Single out each line with the word "waveform" and copy it.

[Saved data entries]
━━━━━━━━━━

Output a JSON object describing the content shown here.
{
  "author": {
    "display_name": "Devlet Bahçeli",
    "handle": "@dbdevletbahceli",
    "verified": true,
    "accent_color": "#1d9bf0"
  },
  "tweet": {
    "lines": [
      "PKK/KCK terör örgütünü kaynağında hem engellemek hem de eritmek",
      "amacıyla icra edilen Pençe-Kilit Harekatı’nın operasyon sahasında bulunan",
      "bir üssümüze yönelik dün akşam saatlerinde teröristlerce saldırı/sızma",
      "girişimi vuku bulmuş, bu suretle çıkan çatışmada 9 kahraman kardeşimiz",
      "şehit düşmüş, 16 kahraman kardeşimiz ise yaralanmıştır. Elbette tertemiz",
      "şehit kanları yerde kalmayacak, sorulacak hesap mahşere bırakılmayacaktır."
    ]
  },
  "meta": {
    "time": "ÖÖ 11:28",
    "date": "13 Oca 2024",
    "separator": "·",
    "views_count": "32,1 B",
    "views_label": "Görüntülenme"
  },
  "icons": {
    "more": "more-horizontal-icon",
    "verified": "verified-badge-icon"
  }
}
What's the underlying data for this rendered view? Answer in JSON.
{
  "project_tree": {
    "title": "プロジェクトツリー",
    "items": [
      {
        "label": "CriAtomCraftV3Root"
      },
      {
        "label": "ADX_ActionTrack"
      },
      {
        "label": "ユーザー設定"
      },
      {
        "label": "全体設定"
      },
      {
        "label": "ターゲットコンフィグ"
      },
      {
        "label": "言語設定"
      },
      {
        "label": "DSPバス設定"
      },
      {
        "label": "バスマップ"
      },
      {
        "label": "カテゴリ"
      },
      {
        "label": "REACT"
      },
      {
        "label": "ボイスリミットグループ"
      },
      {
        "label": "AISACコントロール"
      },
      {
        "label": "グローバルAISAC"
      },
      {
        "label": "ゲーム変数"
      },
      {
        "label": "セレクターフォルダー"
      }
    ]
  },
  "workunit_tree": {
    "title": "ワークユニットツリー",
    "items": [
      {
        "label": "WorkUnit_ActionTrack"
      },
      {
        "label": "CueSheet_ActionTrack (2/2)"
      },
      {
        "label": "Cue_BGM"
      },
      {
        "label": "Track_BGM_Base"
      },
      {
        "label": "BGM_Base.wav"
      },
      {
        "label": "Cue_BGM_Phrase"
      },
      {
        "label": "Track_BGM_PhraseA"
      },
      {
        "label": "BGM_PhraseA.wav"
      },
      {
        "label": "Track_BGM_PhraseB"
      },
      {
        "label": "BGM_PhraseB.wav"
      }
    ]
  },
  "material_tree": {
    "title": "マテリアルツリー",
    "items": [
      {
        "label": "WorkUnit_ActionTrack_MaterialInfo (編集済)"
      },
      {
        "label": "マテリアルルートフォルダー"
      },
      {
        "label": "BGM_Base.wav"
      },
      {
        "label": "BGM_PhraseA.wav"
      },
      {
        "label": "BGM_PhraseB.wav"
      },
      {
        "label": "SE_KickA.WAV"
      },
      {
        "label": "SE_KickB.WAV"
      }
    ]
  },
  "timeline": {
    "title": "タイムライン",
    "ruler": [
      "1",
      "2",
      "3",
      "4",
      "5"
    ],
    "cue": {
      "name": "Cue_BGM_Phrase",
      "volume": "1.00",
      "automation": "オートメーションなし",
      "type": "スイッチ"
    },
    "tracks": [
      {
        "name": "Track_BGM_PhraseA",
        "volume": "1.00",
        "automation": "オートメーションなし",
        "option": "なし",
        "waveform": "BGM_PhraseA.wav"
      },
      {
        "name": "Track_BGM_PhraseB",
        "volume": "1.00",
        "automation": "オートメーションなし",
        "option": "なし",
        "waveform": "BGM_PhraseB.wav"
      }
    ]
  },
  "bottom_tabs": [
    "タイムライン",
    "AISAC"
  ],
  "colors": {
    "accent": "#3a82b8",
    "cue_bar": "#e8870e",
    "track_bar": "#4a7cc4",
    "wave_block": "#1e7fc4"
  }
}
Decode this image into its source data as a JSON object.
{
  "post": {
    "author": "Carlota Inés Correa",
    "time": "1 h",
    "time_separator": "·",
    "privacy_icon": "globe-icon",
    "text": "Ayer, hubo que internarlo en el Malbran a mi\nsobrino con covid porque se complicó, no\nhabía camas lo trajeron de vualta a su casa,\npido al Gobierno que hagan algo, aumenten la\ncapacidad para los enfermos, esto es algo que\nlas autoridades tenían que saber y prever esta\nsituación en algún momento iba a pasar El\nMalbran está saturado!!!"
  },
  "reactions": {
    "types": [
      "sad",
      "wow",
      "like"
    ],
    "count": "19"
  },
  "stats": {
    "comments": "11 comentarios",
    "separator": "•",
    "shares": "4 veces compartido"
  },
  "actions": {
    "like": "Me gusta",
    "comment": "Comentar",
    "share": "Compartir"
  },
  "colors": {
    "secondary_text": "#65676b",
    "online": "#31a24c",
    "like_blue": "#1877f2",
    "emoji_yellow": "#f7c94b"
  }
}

━━━━━━━━━━

▸ RESPONSE TO THE TASK:
        "waveform": "BGM_PhraseA.wav"
        "waveform": "BGM_PhraseB.wav"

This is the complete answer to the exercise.